Data excerpts:
▬▬▬

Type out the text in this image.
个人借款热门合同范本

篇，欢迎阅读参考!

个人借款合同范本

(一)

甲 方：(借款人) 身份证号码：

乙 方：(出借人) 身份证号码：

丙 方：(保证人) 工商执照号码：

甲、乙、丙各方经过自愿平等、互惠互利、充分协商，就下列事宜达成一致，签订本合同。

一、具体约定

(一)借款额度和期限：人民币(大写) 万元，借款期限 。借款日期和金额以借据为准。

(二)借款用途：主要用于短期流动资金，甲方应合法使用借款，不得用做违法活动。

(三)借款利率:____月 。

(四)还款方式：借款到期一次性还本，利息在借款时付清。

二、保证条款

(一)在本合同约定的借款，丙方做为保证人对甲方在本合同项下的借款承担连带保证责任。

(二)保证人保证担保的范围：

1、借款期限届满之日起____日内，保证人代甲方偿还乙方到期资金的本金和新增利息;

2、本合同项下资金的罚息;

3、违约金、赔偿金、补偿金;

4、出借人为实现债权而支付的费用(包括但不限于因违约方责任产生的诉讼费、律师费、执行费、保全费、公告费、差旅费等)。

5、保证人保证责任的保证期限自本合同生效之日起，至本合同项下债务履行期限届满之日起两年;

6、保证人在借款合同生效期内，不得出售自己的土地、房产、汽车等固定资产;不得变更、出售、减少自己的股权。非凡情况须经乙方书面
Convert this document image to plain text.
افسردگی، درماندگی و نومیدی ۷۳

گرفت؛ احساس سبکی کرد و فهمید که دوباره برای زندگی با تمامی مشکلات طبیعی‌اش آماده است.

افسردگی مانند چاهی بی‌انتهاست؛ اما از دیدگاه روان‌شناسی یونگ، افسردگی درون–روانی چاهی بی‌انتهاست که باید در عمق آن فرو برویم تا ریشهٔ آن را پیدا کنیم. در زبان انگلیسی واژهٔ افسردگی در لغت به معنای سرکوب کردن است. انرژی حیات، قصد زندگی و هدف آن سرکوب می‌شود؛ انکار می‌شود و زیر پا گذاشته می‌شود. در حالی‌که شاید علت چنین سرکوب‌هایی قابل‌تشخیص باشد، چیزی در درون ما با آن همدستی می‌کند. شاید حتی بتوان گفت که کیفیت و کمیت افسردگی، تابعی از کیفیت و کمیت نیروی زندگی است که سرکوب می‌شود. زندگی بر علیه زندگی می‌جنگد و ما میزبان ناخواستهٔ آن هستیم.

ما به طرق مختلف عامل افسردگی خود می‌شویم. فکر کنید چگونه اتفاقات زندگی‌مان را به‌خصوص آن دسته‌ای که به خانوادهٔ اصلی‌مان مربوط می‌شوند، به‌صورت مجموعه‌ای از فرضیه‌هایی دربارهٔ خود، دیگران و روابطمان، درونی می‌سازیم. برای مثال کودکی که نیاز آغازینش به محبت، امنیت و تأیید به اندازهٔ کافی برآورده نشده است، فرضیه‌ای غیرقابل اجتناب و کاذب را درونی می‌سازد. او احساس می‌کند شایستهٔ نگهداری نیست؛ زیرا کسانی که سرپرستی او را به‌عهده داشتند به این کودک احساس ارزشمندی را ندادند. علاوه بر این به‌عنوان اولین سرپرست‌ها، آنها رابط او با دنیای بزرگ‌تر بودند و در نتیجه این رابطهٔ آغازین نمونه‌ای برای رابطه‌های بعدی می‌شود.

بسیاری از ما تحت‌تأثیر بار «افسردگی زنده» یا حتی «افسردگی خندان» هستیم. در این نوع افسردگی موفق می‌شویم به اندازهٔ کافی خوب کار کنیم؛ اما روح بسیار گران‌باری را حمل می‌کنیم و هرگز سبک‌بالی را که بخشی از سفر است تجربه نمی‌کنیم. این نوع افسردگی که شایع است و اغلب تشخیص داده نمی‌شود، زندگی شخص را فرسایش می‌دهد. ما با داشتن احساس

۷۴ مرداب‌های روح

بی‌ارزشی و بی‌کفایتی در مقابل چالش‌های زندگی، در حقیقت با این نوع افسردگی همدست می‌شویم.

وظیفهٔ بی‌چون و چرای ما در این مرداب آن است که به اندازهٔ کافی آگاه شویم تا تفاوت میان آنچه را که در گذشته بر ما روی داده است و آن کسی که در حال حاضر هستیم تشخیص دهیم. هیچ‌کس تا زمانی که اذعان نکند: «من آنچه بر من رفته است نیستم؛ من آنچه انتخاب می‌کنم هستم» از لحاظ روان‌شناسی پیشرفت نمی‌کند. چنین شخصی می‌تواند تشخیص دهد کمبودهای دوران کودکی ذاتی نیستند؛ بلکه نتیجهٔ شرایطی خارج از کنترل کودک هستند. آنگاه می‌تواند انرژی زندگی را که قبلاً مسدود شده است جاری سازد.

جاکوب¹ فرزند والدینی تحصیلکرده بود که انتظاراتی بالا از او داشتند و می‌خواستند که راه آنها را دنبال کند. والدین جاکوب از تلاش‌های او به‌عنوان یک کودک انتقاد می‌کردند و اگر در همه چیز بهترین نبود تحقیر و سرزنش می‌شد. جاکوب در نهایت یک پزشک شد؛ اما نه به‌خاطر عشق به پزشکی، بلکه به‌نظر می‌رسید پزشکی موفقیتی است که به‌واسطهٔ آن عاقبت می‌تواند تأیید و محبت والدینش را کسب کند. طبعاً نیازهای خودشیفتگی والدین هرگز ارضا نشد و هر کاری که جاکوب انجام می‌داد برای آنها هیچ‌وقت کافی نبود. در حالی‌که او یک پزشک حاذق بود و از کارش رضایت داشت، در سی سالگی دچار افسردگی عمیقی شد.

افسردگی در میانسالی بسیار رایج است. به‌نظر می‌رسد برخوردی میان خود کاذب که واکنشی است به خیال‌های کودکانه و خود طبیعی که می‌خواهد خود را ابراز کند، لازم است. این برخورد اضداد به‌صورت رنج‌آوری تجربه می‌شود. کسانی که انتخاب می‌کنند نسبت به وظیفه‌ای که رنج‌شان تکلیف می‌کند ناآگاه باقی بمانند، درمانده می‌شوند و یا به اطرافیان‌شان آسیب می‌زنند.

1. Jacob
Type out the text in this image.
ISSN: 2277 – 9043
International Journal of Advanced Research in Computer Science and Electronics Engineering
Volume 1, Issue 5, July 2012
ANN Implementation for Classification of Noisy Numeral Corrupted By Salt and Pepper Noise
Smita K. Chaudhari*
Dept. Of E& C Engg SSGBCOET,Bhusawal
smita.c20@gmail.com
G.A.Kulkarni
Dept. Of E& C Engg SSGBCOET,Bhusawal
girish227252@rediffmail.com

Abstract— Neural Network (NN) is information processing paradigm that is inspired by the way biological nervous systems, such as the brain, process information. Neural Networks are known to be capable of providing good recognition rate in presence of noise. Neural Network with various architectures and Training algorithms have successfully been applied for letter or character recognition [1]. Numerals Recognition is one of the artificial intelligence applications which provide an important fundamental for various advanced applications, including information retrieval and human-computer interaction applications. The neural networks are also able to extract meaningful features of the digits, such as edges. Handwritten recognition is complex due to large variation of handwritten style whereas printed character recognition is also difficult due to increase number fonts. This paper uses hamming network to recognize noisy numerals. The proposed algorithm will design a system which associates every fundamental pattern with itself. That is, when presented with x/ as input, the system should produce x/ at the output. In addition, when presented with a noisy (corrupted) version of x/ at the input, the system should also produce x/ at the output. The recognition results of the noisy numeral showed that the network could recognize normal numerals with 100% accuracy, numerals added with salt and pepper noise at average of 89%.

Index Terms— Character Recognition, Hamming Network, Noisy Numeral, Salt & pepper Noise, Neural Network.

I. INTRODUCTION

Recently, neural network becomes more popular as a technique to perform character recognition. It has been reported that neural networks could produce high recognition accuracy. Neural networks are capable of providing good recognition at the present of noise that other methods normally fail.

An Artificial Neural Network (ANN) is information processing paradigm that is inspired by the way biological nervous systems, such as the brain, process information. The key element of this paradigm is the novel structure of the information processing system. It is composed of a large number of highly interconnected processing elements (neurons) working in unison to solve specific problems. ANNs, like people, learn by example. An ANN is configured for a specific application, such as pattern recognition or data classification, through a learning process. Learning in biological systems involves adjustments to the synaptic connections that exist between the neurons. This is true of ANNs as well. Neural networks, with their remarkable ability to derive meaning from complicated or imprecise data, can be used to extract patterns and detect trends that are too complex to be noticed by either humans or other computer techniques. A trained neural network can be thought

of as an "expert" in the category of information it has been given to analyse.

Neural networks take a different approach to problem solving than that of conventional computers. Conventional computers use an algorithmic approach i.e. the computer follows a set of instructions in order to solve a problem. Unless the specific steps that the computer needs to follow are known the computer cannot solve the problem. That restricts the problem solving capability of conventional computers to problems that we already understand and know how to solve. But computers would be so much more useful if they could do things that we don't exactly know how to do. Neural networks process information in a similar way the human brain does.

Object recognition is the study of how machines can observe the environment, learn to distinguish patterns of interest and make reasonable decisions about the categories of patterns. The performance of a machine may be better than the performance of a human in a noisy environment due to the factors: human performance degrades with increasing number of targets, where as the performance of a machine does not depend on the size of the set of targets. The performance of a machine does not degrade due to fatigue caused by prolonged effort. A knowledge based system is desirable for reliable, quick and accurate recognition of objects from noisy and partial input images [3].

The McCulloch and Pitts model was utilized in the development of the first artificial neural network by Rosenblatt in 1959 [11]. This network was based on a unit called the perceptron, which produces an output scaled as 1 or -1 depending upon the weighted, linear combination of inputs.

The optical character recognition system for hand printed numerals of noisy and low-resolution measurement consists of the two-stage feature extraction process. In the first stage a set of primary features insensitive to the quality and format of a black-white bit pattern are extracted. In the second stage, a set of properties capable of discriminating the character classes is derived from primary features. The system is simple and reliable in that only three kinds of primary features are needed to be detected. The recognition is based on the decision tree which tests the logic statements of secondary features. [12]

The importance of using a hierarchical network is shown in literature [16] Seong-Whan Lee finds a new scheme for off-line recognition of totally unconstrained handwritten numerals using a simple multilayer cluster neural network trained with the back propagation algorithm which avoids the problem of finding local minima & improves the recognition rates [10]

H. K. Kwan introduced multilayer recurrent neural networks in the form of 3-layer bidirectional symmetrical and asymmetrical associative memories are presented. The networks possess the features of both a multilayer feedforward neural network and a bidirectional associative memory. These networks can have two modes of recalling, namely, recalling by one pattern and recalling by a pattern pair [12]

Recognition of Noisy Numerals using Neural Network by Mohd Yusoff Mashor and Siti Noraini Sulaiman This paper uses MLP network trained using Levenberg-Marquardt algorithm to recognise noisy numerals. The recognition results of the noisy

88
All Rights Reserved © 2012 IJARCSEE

▬▬▬

EXERCISE DIRECTIONS ▸ Which lines above contain "using"? Show each of them.

COMPLETE OUTPUT ▸
The importance of using a hierarchical network is shown in literature [16] Seong-Whan Lee finds a new scheme for off-line recognition of totally unconstrained handwritten numerals using a simple multilayer cluster neural network trained with the back propagation algorithm which avoids the problem of finding local minima & improves the recognition rates [10]
Recognition of Noisy Numerals using Neural Network by Mohd Yusoff Mashor and Siti Noraini Sulaiman This paper uses MLP network trained using Levenberg-Marquardt algorithm to recognise noisy numerals. The recognition results of the noisy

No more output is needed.